* _TASK STATEMENT_
The job is to find each line of the records below that includes the word "Text" and copy it.

* _ENTRIES SHOWN_
-------------------------

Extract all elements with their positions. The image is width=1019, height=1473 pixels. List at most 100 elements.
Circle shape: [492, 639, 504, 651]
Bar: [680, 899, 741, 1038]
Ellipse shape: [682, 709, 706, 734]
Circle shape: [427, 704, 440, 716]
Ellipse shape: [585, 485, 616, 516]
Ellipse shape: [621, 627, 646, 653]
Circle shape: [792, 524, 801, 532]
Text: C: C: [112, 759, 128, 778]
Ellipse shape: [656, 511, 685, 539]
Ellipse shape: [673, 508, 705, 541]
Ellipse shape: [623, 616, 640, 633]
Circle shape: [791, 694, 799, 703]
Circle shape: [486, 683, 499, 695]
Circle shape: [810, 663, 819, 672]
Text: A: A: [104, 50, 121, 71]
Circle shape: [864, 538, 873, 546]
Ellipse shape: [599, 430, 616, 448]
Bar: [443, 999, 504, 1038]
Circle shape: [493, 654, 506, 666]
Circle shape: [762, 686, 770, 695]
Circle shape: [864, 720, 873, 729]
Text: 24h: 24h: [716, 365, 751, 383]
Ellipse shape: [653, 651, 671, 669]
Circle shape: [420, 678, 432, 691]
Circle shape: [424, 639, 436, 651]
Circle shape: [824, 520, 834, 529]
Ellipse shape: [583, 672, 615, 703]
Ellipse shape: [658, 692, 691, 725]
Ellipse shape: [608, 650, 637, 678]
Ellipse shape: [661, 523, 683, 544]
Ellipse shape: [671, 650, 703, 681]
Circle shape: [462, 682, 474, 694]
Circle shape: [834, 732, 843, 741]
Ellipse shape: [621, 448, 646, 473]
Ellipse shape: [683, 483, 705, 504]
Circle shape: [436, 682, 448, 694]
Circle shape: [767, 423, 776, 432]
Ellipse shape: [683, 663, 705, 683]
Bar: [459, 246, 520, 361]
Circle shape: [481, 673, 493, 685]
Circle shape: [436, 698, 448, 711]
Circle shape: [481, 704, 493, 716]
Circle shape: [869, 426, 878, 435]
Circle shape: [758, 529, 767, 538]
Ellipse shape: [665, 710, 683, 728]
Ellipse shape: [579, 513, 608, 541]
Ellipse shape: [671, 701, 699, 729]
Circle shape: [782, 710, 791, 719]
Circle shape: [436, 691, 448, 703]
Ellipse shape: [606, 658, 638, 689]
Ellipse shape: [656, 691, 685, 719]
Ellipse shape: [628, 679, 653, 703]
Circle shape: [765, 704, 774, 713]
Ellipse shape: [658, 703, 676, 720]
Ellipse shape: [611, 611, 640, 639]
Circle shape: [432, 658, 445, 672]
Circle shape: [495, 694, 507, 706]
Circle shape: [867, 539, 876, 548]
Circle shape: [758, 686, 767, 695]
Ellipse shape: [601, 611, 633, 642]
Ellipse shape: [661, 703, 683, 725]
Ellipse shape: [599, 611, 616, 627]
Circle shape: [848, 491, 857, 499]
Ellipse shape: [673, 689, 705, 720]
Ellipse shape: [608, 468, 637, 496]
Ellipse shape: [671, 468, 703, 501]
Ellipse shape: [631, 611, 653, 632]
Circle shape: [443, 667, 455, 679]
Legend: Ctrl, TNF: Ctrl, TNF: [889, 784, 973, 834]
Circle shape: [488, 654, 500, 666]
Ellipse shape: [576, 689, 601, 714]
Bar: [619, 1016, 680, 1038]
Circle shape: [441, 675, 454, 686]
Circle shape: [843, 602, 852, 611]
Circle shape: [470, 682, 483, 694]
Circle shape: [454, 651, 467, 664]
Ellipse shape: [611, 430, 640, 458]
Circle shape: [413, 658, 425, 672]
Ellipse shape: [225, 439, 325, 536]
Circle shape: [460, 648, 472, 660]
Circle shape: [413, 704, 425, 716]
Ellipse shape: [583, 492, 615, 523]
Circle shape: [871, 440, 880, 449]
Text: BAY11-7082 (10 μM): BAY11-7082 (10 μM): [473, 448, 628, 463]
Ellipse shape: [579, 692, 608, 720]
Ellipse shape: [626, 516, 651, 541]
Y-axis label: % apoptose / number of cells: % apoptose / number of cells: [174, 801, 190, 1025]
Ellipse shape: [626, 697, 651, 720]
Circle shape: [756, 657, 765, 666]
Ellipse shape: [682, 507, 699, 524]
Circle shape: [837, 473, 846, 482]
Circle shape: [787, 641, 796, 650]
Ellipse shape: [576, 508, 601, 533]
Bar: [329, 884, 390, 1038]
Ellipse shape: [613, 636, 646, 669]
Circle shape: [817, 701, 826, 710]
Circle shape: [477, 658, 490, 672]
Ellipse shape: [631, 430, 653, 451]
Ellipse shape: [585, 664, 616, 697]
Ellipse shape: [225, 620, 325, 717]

-------------------------

* _SOLUTION TO THE PROBLEM_
Text: C: C: [112, 759, 128, 778]
Text: A: A: [104, 50, 121, 71]
Text: 24h: 24h: [716, 365, 751, 383]
Text: BAY11-7082 (10 μM): BAY11-7082 (10 μM): [473, 448, 628, 463]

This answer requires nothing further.